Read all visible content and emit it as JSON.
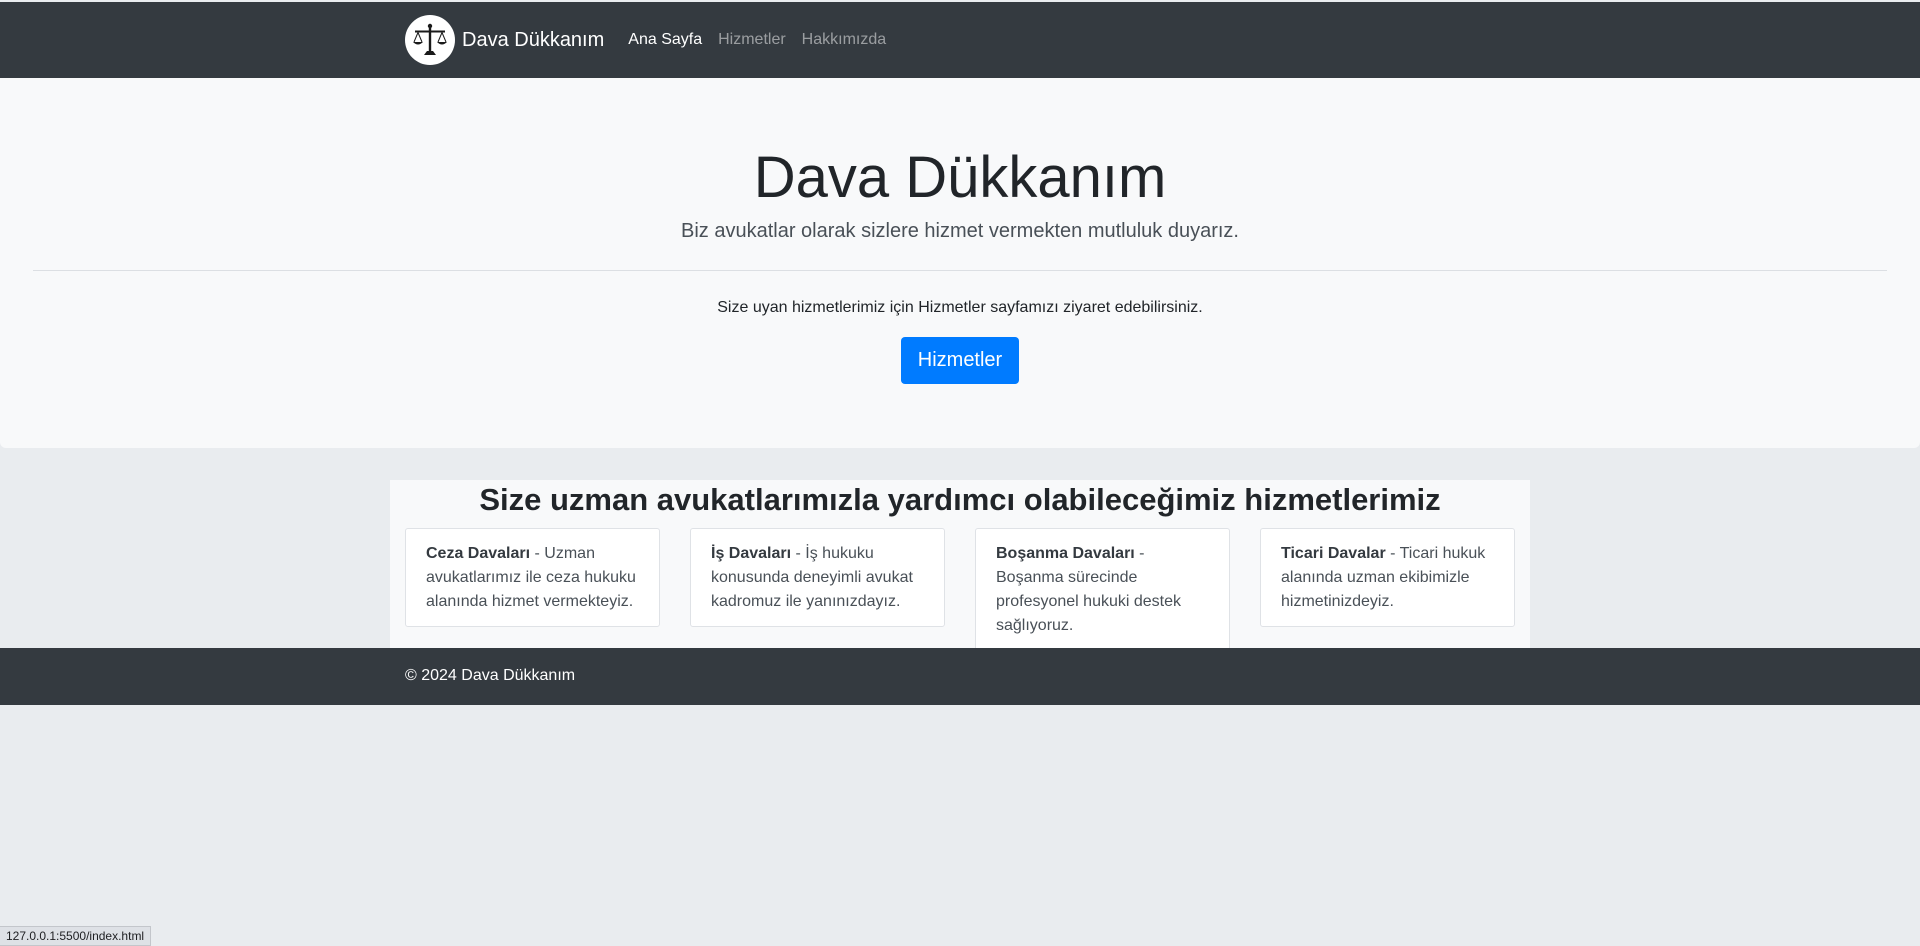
{
  "navbar": {
    "brand_name": "Dava Dükkanım",
    "logo_icon": "scales-of-justice-icon",
    "links": [
      {
        "label": "Ana Sayfa",
        "active": true
      },
      {
        "label": "Hizmetler",
        "active": false
      },
      {
        "label": "Hakkımızda",
        "active": false
      }
    ]
  },
  "hero": {
    "title": "Dava Dükkanım",
    "lead": "Biz avukatlar olarak sizlere hizmet vermekten mutluluk duyarız.",
    "text": "Size uyan hizmetlerimiz için Hizmetler sayfamızı ziyaret edebilirsiniz.",
    "button_label": "Hizmetler"
  },
  "services": {
    "title": "Size uzman avukatlarımızla yardımcı olabileceğimiz hizmetlerimiz",
    "cards": [
      {
        "name": "Ceza Davaları",
        "description": " - Uzman avukatlarımız ile ceza hukuku alanında hizmet vermekteyiz."
      },
      {
        "name": "İş Davaları",
        "description": " - İş hukuku konusunda deneyimli avukat kadromuz ile yanınızdayız."
      },
      {
        "name": "Boşanma Davaları",
        "description": " - Boşanma sürecinde profesyonel hukuki destek sağlıyoruz."
      },
      {
        "name": "Ticari Davalar",
        "description": " - Ticari hukuk alanında uzman ekibimizle hizmetinizdeyiz."
      }
    ]
  },
  "footer": {
    "text": "© 2024 Dava Dükkanım"
  },
  "status_bar": {
    "url": "127.0.0.1:5500/index.html"
  },
  "colors": {
    "navbar_bg": "#343a40",
    "primary": "#007bff",
    "hero_bg": "#f8f9fa",
    "page_bg": "#e9ecef"
  }
}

-*-

» **TASK**
Repeat the data exactly, excluding the pictures.

» **SOLUTION TO THIS EXERCISE**
Read all visible content and emit it as JSON.
{
  "navbar": {
    "brand_name": "Dava Dükkanım",
    "logo_icon": "scales-of-justice-icon",
    "links": [
      {
        "label": "Ana Sayfa",
        "active": true
      },
      {
        "label": "Hizmetler",
        "active": false
      },
      {
        "label": "Hakkımızda",
        "active": false
      }
    ]
  },
  "hero": {
    "title": "Dava Dükkanım",
    "lead": "Biz avukatlar olarak sizlere hizmet vermekten mutluluk duyarız.",
    "text": "Size uyan hizmetlerimiz için Hizmetler sayfamızı ziyaret edebilirsiniz.",
    "button_label": "Hizmetler"
  },
  "services": {
    "title": "Size uzman avukatlarımızla yardımcı olabileceğimiz hizmetlerimiz",
    "cards": [
      {
        "name": "Ceza Davaları",
        "description": " - Uzman avukatlarımız ile ceza hukuku alanında hizmet vermekteyiz."
      },
      {
        "name": "İş Davaları",
        "description": " - İş hukuku konusunda deneyimli avukat kadromuz ile yanınızdayız."
      },
      {
        "name": "Boşanma Davaları",
        "description": " - Boşanma sürecinde profesyonel hukuki destek sağlıyoruz."
      },
      {
        "name": "Ticari Davalar",
        "description": " - Ticari hukuk alanında uzman ekibimizle hizmetinizdeyiz."
      }
    ]
  },
  "footer": {
    "text": "© 2024 Dava Dükkanım"
  },
  "status_bar": {
    "url": "127.0.0.1:5500/index.html"
  },
  "colors": {
    "navbar_bg": "#343a40",
    "primary": "#007bff",
    "hero_bg": "#f8f9fa",
    "page_bg": "#e9ecef"
  }
}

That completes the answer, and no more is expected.